# start of MATERIAL TO PROCESS
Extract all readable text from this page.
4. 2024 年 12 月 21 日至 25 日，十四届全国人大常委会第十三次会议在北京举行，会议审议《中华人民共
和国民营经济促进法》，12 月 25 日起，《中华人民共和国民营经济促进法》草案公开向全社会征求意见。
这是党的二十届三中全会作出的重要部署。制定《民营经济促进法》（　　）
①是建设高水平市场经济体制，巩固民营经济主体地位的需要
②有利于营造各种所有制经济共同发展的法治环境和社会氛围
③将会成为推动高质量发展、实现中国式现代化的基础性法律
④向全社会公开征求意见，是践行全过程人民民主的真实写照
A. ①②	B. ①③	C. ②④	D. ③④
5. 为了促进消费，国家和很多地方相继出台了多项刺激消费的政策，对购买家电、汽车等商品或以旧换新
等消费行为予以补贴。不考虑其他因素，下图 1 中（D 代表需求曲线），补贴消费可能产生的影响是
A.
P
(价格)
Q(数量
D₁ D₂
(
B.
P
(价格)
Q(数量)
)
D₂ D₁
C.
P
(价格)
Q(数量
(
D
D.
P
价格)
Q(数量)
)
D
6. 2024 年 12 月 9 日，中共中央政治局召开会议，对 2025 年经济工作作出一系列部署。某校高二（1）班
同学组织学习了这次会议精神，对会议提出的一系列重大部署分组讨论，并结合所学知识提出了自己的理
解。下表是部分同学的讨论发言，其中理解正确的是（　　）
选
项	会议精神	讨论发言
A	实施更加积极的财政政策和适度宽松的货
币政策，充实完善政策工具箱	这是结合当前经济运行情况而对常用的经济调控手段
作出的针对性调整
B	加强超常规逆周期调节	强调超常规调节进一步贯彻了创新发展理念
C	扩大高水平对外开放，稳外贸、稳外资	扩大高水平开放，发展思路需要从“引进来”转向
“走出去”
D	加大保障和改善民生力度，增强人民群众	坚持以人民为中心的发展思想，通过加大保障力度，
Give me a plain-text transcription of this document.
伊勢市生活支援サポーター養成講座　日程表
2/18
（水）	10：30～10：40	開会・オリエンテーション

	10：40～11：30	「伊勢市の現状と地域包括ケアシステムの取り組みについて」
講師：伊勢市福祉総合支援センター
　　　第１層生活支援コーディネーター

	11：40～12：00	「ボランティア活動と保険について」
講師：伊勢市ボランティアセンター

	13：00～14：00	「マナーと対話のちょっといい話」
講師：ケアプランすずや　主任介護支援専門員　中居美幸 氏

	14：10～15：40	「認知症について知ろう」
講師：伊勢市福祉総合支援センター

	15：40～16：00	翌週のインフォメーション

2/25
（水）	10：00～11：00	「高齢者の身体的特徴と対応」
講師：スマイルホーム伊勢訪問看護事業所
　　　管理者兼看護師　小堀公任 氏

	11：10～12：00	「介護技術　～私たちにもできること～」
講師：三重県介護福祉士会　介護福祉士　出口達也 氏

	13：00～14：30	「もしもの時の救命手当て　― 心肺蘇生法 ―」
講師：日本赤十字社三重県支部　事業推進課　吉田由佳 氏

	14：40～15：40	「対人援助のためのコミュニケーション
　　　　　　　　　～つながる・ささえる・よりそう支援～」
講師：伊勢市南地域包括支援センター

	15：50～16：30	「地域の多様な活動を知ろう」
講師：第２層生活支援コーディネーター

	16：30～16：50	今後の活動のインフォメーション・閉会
# end of MATERIAL TO PROCESS
# start of MATERIAL TO PROCESS
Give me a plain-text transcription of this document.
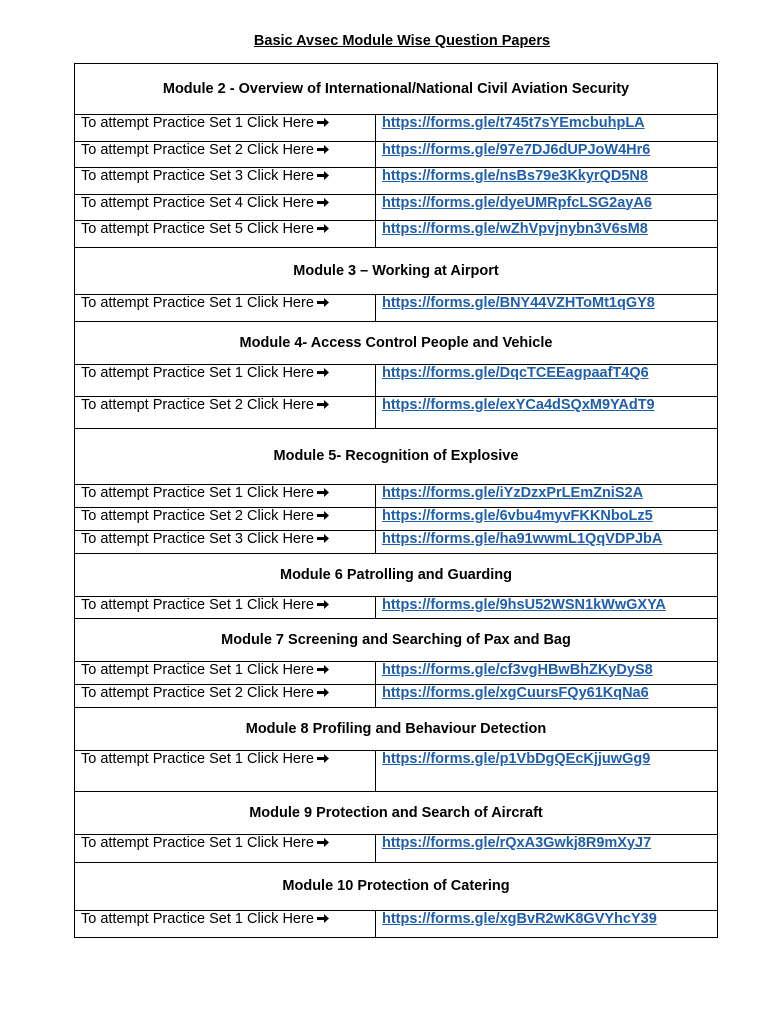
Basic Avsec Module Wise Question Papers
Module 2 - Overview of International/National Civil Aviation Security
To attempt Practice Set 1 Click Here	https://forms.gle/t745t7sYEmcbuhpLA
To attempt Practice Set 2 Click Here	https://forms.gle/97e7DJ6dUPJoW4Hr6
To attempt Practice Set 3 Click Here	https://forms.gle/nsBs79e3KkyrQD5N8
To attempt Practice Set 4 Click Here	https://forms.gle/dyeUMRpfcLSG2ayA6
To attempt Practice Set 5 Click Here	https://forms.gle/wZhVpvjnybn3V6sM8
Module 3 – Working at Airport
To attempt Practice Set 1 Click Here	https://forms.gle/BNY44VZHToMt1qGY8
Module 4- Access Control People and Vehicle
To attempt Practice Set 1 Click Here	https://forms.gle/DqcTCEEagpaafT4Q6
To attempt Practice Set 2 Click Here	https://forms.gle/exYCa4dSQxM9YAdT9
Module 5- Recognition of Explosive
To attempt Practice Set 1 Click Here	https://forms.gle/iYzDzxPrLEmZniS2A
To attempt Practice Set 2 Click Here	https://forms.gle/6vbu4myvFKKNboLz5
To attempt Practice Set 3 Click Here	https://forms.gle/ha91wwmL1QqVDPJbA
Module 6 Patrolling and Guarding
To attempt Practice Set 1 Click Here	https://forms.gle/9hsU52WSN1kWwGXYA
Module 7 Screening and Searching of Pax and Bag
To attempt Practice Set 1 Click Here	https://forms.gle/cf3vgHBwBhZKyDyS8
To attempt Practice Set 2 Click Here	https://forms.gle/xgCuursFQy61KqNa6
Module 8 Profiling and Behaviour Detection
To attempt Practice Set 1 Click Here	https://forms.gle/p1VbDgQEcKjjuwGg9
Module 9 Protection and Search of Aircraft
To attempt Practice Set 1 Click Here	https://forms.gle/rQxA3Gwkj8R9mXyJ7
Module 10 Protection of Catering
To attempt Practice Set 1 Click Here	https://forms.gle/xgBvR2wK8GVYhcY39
# end of MATERIAL TO PROCESS
= WRITTEN TASK =
Find the lines holding "Protection" and list every one.

= FINAL ANSWER =
Module 9 Protection and Search of Aircraft
Module 10 Protection of Catering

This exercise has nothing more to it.